(Raw records)
-------------------------
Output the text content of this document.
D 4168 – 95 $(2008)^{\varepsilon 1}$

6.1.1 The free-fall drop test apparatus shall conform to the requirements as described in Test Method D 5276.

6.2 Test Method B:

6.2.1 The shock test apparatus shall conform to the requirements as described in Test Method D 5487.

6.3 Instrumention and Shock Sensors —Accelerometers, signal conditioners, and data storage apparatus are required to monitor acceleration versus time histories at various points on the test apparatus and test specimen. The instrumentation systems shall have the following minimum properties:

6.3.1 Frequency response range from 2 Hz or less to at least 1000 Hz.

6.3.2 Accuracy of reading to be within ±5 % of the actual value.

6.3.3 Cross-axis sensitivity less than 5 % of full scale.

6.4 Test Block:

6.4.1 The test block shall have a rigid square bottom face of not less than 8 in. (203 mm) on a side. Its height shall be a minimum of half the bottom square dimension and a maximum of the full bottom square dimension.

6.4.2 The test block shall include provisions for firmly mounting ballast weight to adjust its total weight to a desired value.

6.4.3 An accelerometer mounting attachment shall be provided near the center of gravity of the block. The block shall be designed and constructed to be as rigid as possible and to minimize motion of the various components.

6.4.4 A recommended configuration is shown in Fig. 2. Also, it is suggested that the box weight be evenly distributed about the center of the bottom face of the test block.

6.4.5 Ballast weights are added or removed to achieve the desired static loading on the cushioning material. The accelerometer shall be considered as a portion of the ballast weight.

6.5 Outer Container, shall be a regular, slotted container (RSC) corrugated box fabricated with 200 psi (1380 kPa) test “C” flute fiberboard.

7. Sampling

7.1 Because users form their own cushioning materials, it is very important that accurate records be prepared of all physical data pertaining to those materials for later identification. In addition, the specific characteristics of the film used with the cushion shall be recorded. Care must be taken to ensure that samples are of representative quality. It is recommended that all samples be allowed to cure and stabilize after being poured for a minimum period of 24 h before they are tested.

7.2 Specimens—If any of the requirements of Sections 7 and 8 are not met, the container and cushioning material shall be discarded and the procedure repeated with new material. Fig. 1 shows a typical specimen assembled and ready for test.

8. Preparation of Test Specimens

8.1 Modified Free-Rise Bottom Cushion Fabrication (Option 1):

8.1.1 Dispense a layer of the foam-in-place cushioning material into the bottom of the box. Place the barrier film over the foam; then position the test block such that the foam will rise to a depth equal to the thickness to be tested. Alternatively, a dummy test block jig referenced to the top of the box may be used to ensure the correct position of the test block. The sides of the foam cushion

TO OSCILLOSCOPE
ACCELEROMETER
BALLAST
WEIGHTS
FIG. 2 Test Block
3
-------------------------
## Task directions
Above are the records; retype them all without a single difference.

## Exercise response
Output the text content of this document.
D 4168 – 95 $(2008)^{\varepsilon 1}$

6.1.1 The free-fall drop test apparatus shall conform to the requirements as described in Test Method D 5276.

6.2 Test Method B:

6.2.1 The shock test apparatus shall conform to the requirements as described in Test Method D 5487.

6.3 Instrumention and Shock Sensors —Accelerometers, signal conditioners, and data storage apparatus are required to monitor acceleration versus time histories at various points on the test apparatus and test specimen. The instrumentation systems shall have the following minimum properties:

6.3.1 Frequency response range from 2 Hz or less to at least 1000 Hz.

6.3.2 Accuracy of reading to be within ±5 % of the actual value.

6.3.3 Cross-axis sensitivity less than 5 % of full scale.

6.4 Test Block:

6.4.1 The test block shall have a rigid square bottom face of not less than 8 in. (203 mm) on a side. Its height shall be a minimum of half the bottom square dimension and a maximum of the full bottom square dimension.

6.4.2 The test block shall include provisions for firmly mounting ballast weight to adjust its total weight to a desired value.

6.4.3 An accelerometer mounting attachment shall be provided near the center of gravity of the block. The block shall be designed and constructed to be as rigid as possible and to minimize motion of the various components.

6.4.4 A recommended configuration is shown in Fig. 2. Also, it is suggested that the box weight be evenly distributed about the center of the bottom face of the test block.

6.4.5 Ballast weights are added or removed to achieve the desired static loading on the cushioning material. The accelerometer shall be considered as a portion of the ballast weight.

6.5 Outer Container, shall be a regular, slotted container (RSC) corrugated box fabricated with 200 psi (1380 kPa) test “C” flute fiberboard.

7. Sampling

7.1 Because users form their own cushioning materials, it is very important that accurate records be prepared of all physical data pertaining to those materials for later identification. In addition, the specific characteristics of the film used with the cushion shall be recorded. Care must be taken to ensure that samples are of representative quality. It is recommended that all samples be allowed to cure and stabilize after being poured for a minimum period of 24 h before they are tested.

7.2 Specimens—If any of the requirements of Sections 7 and 8 are not met, the container and cushioning material shall be discarded and the procedure repeated with new material. Fig. 1 shows a typical specimen assembled and ready for test.

8. Preparation of Test Specimens

8.1 Modified Free-Rise Bottom Cushion Fabrication (Option 1):

8.1.1 Dispense a layer of the foam-in-place cushioning material into the bottom of the box. Place the barrier film over the foam; then position the test block such that the foam will rise to a depth equal to the thickness to be tested. Alternatively, a dummy test block jig referenced to the top of the box may be used to ensure the correct position of the test block. The sides of the foam cushion

TO OSCILLOSCOPE
ACCELEROMETER
BALLAST
WEIGHTS
FIG. 2 Test Block
3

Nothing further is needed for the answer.